State only the number of lines in the entries that contain the string "Tuto".

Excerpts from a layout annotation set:
****************************************

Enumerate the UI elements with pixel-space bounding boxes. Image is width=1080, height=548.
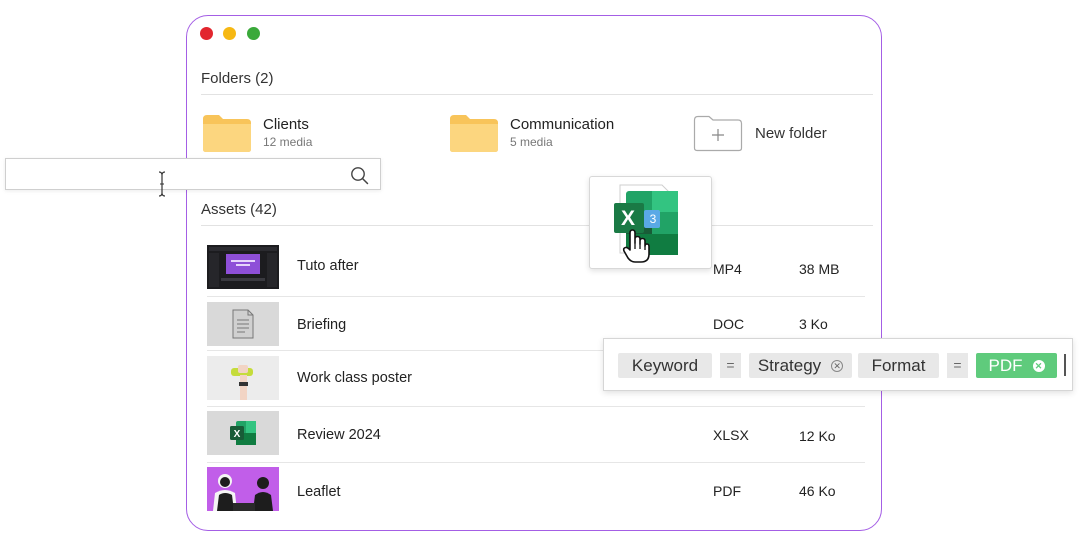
- row-divider: [207, 296, 865, 297]
- asset-row-tuto-after[interactable]: Tuto after MP4 38 MB: [207, 245, 865, 289]
- keyword-label: Keyword: [631, 355, 699, 375]
- excel-icon: X: [207, 411, 279, 455]
- search-box[interactable]: [5, 158, 381, 197]
- minimize-window-button[interactable]: [223, 27, 236, 40]
- folder-media-count: 5 media: [510, 135, 553, 149]
- assets-divider: [201, 225, 873, 226]
- folder-icon: [201, 113, 253, 153]
- close-window-button[interactable]: [200, 27, 213, 40]
- svg-text:X: X: [234, 429, 241, 440]
- keyword-chip[interactable]: Keyword: [618, 353, 712, 378]
- asset-name: Work class poster: [297, 370, 412, 386]
- asset-name: Tuto after: [297, 258, 359, 274]
- asset-size: 38 MB: [799, 261, 840, 277]
- folder-icon: [448, 113, 500, 153]
- asset-row-review-2024[interactable]: X Review 2024 XLSX 12 Ko: [207, 411, 865, 455]
- selection-count-badge: 3: [649, 212, 657, 226]
- text-cursor-icon: [158, 171, 166, 202]
- asset-format: XLSX: [713, 427, 749, 443]
- text-caret: [1064, 354, 1066, 376]
- assets-heading: Assets (42): [201, 201, 277, 218]
- format-chip[interactable]: Format: [858, 353, 939, 378]
- asset-size: 46 Ko: [799, 483, 836, 499]
- folder-name: Clients: [263, 116, 309, 133]
- video-thumbnail: [207, 245, 279, 289]
- new-folder-icon: [693, 115, 743, 152]
- asset-name: Briefing: [297, 317, 347, 333]
- filter-bar[interactable]: Keyword = Strategy ✕ Format = PDF ✕: [603, 338, 1073, 391]
- search-icon[interactable]: [350, 166, 369, 190]
- folder-clients[interactable]: Clients 12 media: [201, 113, 312, 153]
- new-folder-label: New folder: [755, 125, 827, 142]
- maximize-window-button[interactable]: [247, 27, 260, 40]
- folder-communication[interactable]: Communication 5 media: [448, 113, 614, 153]
- asset-name: Review 2024: [297, 427, 381, 443]
- row-divider: [207, 462, 865, 463]
- strategy-label: Strategy: [757, 355, 822, 375]
- asset-format: PDF: [713, 483, 741, 499]
- pdf-label: PDF: [988, 355, 1023, 375]
- asset-size: 12 Ko: [799, 428, 836, 444]
- pdf-chip[interactable]: PDF ✕: [976, 353, 1057, 378]
- asset-row-leaflet[interactable]: Leaflet PDF 46 Ko: [207, 467, 865, 511]
- row-divider: [207, 350, 865, 351]
- folders-divider: [201, 94, 873, 95]
- hand-grab-cursor: [622, 227, 650, 270]
- drag-preview-card[interactable]: X 3: [589, 176, 712, 269]
- row-divider: [207, 406, 865, 407]
- app-window: Folders (2) Clients 12 media Communicati…: [186, 15, 882, 531]
- asset-row-work-class-poster[interactable]: Work class poster: [207, 356, 865, 400]
- asset-format: DOC: [713, 316, 745, 332]
- format-label: Format: [871, 355, 926, 375]
- folders-heading: Folders (2): [201, 70, 274, 87]
- remove-icon[interactable]: ✕: [831, 359, 844, 372]
- folder-name: Communication: [510, 116, 615, 133]
- new-folder-button[interactable]: New folder: [693, 115, 827, 152]
- folder-media-count: 12 media: [263, 135, 313, 149]
- equals-operator[interactable]: =: [947, 353, 968, 378]
- strategy-chip[interactable]: Strategy ✕: [749, 353, 852, 378]
- asset-row-briefing[interactable]: Briefing DOC 3 Ko: [207, 302, 865, 346]
- leaflet-photo: [207, 467, 279, 511]
- asset-size: 3 Ko: [799, 316, 828, 332]
- asset-name: Leaflet: [297, 484, 341, 500]
- poster-photo: [207, 356, 279, 400]
- equals-operator[interactable]: =: [720, 353, 741, 378]
- remove-icon[interactable]: ✕: [1032, 359, 1045, 372]
- document-icon: [207, 302, 279, 346]
- svg-text:X: X: [621, 207, 635, 230]
- asset-format: MP4: [713, 261, 742, 277]
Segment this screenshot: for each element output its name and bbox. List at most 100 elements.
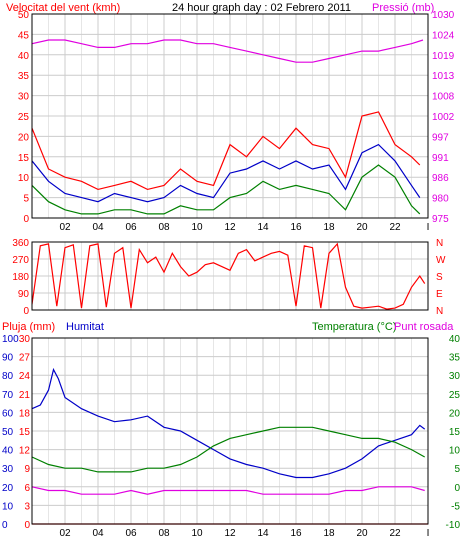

****************************************

Finished exercise => 2